Start of PROVIDED DATA

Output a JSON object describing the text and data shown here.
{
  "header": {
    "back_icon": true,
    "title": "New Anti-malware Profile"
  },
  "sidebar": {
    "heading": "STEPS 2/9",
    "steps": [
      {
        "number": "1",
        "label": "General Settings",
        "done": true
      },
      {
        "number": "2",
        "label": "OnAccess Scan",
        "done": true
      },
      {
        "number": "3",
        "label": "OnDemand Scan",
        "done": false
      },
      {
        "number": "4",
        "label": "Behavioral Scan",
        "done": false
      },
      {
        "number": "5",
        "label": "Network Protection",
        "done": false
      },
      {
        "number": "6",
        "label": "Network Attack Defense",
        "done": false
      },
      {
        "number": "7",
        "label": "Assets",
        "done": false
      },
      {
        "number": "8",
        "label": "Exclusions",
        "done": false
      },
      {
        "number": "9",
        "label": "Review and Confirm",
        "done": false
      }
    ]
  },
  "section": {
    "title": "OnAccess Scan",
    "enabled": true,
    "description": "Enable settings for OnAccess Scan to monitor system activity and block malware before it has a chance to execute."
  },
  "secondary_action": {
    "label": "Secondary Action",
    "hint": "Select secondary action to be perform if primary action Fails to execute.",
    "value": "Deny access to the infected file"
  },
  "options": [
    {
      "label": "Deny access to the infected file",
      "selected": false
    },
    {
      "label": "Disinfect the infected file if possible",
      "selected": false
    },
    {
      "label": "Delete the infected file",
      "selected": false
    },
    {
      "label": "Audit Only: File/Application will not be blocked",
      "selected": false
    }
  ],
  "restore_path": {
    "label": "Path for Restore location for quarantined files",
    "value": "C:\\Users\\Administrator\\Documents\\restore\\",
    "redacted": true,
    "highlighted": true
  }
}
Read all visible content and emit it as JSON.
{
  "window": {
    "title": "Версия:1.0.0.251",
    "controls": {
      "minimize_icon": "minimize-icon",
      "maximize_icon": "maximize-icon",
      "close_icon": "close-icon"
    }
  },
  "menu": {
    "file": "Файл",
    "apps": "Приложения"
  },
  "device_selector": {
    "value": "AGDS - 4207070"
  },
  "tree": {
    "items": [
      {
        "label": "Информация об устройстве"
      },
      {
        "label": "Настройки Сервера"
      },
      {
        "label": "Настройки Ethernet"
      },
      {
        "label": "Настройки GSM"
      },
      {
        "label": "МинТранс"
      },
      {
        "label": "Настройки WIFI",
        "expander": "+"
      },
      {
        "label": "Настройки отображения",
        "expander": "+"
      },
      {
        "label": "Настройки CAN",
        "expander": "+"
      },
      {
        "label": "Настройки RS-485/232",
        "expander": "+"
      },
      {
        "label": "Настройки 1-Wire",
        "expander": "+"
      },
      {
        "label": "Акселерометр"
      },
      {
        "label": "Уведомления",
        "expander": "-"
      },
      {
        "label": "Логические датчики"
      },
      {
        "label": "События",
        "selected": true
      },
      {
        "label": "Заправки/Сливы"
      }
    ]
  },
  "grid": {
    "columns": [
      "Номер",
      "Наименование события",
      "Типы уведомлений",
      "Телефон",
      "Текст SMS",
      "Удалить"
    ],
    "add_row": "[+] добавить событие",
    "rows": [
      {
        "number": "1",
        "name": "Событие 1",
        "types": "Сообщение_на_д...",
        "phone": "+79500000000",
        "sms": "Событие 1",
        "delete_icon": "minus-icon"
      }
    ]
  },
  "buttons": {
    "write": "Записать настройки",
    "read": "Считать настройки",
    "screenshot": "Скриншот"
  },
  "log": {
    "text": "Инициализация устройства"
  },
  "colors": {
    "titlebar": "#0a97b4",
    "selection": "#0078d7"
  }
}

End of PROVIDED DATA

OBJECTIVE: Take the entries and copy them out exactly.

TASK OUTPUT:
Output a JSON object describing the text and data shown here.
{
  "header": {
    "back_icon": true,
    "title": "New Anti-malware Profile"
  },
  "sidebar": {
    "heading": "STEPS 2/9",
    "steps": [
      {
        "number": "1",
        "label": "General Settings",
        "done": true
      },
      {
        "number": "2",
        "label": "OnAccess Scan",
        "done": true
      },
      {
        "number": "3",
        "label": "OnDemand Scan",
        "done": false
      },
      {
        "number": "4",
        "label": "Behavioral Scan",
        "done": false
      },
      {
        "number": "5",
        "label": "Network Protection",
        "done": false
      },
      {
        "number": "6",
        "label": "Network Attack Defense",
        "done": false
      },
      {
        "number": "7",
        "label": "Assets",
        "done": false
      },
      {
        "number": "8",
        "label": "Exclusions",
        "done": false
      },
      {
        "number": "9",
        "label": "Review and Confirm",
        "done": false
      }
    ]
  },
  "section": {
    "title": "OnAccess Scan",
    "enabled": true,
    "description": "Enable settings for OnAccess Scan to monitor system activity and block malware before it has a chance to execute."
  },
  "secondary_action": {
    "label": "Secondary Action",
    "hint": "Select secondary action to be perform if primary action Fails to execute.",
    "value": "Deny access to the infected file"
  },
  "options": [
    {
      "label": "Deny access to the infected file",
      "selected": false
    },
    {
      "label": "Disinfect the infected file if possible",
      "selected": false
    },
    {
      "label": "Delete the infected file",
      "selected": false
    },
    {
      "label": "Audit Only: File/Application will not be blocked",
      "selected": false
    }
  ],
  "restore_path": {
    "label": "Path for Restore location for quarantined files",
    "value": "C:\\Users\\Administrator\\Documents\\restore\\",
    "redacted": true,
    "highlighted": true
  }
}
Read all visible content and emit it as JSON.
{
  "window": {
    "title": "Версия:1.0.0.251",
    "controls": {
      "minimize_icon": "minimize-icon",
      "maximize_icon": "maximize-icon",
      "close_icon": "close-icon"
    }
  },
  "menu": {
    "file": "Файл",
    "apps": "Приложения"
  },
  "device_selector": {
    "value": "AGDS - 4207070"
  },
  "tree": {
    "items": [
      {
        "label": "Информация об устройстве"
      },
      {
        "label": "Настройки Сервера"
      },
      {
        "label": "Настройки Ethernet"
      },
      {
        "label": "Настройки GSM"
      },
      {
        "label": "МинТранс"
      },
      {
        "label": "Настройки WIFI",
        "expander": "+"
      },
      {
        "label": "Настройки отображения",
        "expander": "+"
      },
      {
        "label": "Настройки CAN",
        "expander": "+"
      },
      {
        "label": "Настройки RS-485/232",
        "expander": "+"
      },
      {
        "label": "Настройки 1-Wire",
        "expander": "+"
      },
      {
        "label": "Акселерометр"
      },
      {
        "label": "Уведомления",
        "expander": "-"
      },
      {
        "label": "Логические датчики"
      },
      {
        "label": "События",
        "selected": true
      },
      {
        "label": "Заправки/Сливы"
      }
    ]
  },
  "grid": {
    "columns": [
      "Номер",
      "Наименование события",
      "Типы уведомлений",
      "Телефон",
      "Текст SMS",
      "Удалить"
    ],
    "add_row": "[+] добавить событие",
    "rows": [
      {
        "number": "1",
        "name": "Событие 1",
        "types": "Сообщение_на_д...",
        "phone": "+79500000000",
        "sms": "Событие 1",
        "delete_icon": "minus-icon"
      }
    ]
  },
  "buttons": {
    "write": "Записать настройки",
    "read": "Считать настройки",
    "screenshot": "Скриншот"
  },
  "log": {
    "text": "Инициализация устройства"
  },
  "colors": {
    "titlebar": "#0a97b4",
    "selection": "#0078d7"
  }
}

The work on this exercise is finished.